◆ **Work required**
Write out all the lines again, precisely as they stand, but without the images.

◆ **Information given**
____________________

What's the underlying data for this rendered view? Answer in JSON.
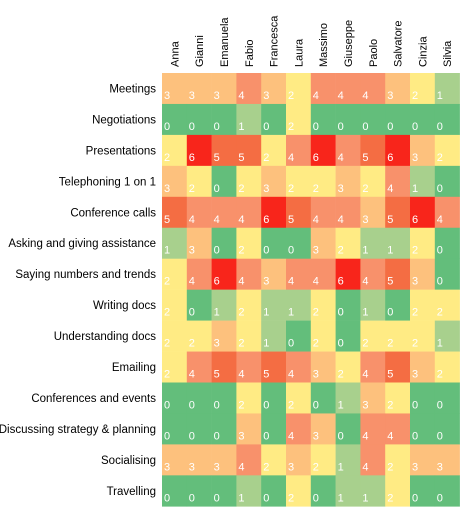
{
  "chart_data": {
    "type": "heatmap",
    "columns": [
      "Anna",
      "Gianni",
      "Emanuela",
      "Fabio",
      "Francesca",
      "Laura",
      "Massimo",
      "Giuseppe",
      "Paolo",
      "Salvatore",
      "Cinzia",
      "Silvia"
    ],
    "rows": [
      "Meetings",
      "Negotiations",
      "Presentations",
      "Telephoning 1 on 1",
      "Conference calls",
      "Asking and giving assistance",
      "Saying numbers and trends",
      "Writing docs",
      "Understanding docs",
      "Emailing",
      "Conferences and events",
      "Discussing strategy & planning",
      "Socialising",
      "Travelling"
    ],
    "values": [
      [
        3,
        3,
        3,
        4,
        3,
        2,
        4,
        4,
        4,
        3,
        2,
        1
      ],
      [
        0,
        0,
        0,
        1,
        0,
        2,
        0,
        0,
        0,
        0,
        0,
        0
      ],
      [
        2,
        6,
        5,
        5,
        2,
        4,
        6,
        4,
        5,
        6,
        3,
        2
      ],
      [
        3,
        2,
        0,
        2,
        3,
        2,
        2,
        3,
        2,
        4,
        1,
        0
      ],
      [
        5,
        4,
        4,
        4,
        6,
        5,
        4,
        4,
        3,
        5,
        6,
        4
      ],
      [
        1,
        3,
        0,
        2,
        0,
        0,
        3,
        2,
        1,
        1,
        2,
        0
      ],
      [
        2,
        4,
        6,
        4,
        3,
        4,
        4,
        6,
        4,
        5,
        3,
        0
      ],
      [
        2,
        0,
        1,
        2,
        1,
        1,
        2,
        0,
        1,
        0,
        2,
        2
      ],
      [
        2,
        2,
        3,
        2,
        1,
        0,
        2,
        0,
        2,
        2,
        2,
        1
      ],
      [
        2,
        4,
        5,
        4,
        5,
        4,
        3,
        2,
        4,
        5,
        3,
        2
      ],
      [
        0,
        0,
        0,
        2,
        0,
        2,
        0,
        1,
        3,
        2,
        0,
        0
      ],
      [
        0,
        0,
        0,
        3,
        0,
        4,
        3,
        0,
        4,
        4,
        0,
        0
      ],
      [
        3,
        3,
        3,
        4,
        2,
        3,
        2,
        1,
        4,
        2,
        3,
        3
      ],
      [
        0,
        0,
        0,
        1,
        0,
        2,
        0,
        1,
        1,
        2,
        0,
        0
      ]
    ],
    "color_scale": [
      "#63be7b",
      "#a8d08d",
      "#ffeb84",
      "#fdc17d",
      "#f8916b",
      "#f46d43",
      "#f8251b"
    ],
    "value_range": [
      0,
      6
    ],
    "legend": "none",
    "grid": false
  }
}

____________________

◆ **Answer below**
What's the underlying data for this rendered view? Answer in JSON.
{
  "chart_data": {
    "type": "heatmap",
    "columns": [
      "Anna",
      "Gianni",
      "Emanuela",
      "Fabio",
      "Francesca",
      "Laura",
      "Massimo",
      "Giuseppe",
      "Paolo",
      "Salvatore",
      "Cinzia",
      "Silvia"
    ],
    "rows": [
      "Meetings",
      "Negotiations",
      "Presentations",
      "Telephoning 1 on 1",
      "Conference calls",
      "Asking and giving assistance",
      "Saying numbers and trends",
      "Writing docs",
      "Understanding docs",
      "Emailing",
      "Conferences and events",
      "Discussing strategy & planning",
      "Socialising",
      "Travelling"
    ],
    "values": [
      [
        3,
        3,
        3,
        4,
        3,
        2,
        4,
        4,
        4,
        3,
        2,
        1
      ],
      [
        0,
        0,
        0,
        1,
        0,
        2,
        0,
        0,
        0,
        0,
        0,
        0
      ],
      [
        2,
        6,
        5,
        5,
        2,
        4,
        6,
        4,
        5,
        6,
        3,
        2
      ],
      [
        3,
        2,
        0,
        2,
        3,
        2,
        2,
        3,
        2,
        4,
        1,
        0
      ],
      [
        5,
        4,
        4,
        4,
        6,
        5,
        4,
        4,
        3,
        5,
        6,
        4
      ],
      [
        1,
        3,
        0,
        2,
        0,
        0,
        3,
        2,
        1,
        1,
        2,
        0
      ],
      [
        2,
        4,
        6,
        4,
        3,
        4,
        4,
        6,
        4,
        5,
        3,
        0
      ],
      [
        2,
        0,
        1,
        2,
        1,
        1,
        2,
        0,
        1,
        0,
        2,
        2
      ],
      [
        2,
        2,
        3,
        2,
        1,
        0,
        2,
        0,
        2,
        2,
        2,
        1
      ],
      [
        2,
        4,
        5,
        4,
        5,
        4,
        3,
        2,
        4,
        5,
        3,
        2
      ],
      [
        0,
        0,
        0,
        2,
        0,
        2,
        0,
        1,
        3,
        2,
        0,
        0
      ],
      [
        0,
        0,
        0,
        3,
        0,
        4,
        3,
        0,
        4,
        4,
        0,
        0
      ],
      [
        3,
        3,
        3,
        4,
        2,
        3,
        2,
        1,
        4,
        2,
        3,
        3
      ],
      [
        0,
        0,
        0,
        1,
        0,
        2,
        0,
        1,
        1,
        2,
        0,
        0
      ]
    ],
    "color_scale": [
      "#63be7b",
      "#a8d08d",
      "#ffeb84",
      "#fdc17d",
      "#f8916b",
      "#f46d43",
      "#f8251b"
    ],
    "value_range": [
      0,
      6
    ],
    "legend": "none",
    "grid": false
  }
}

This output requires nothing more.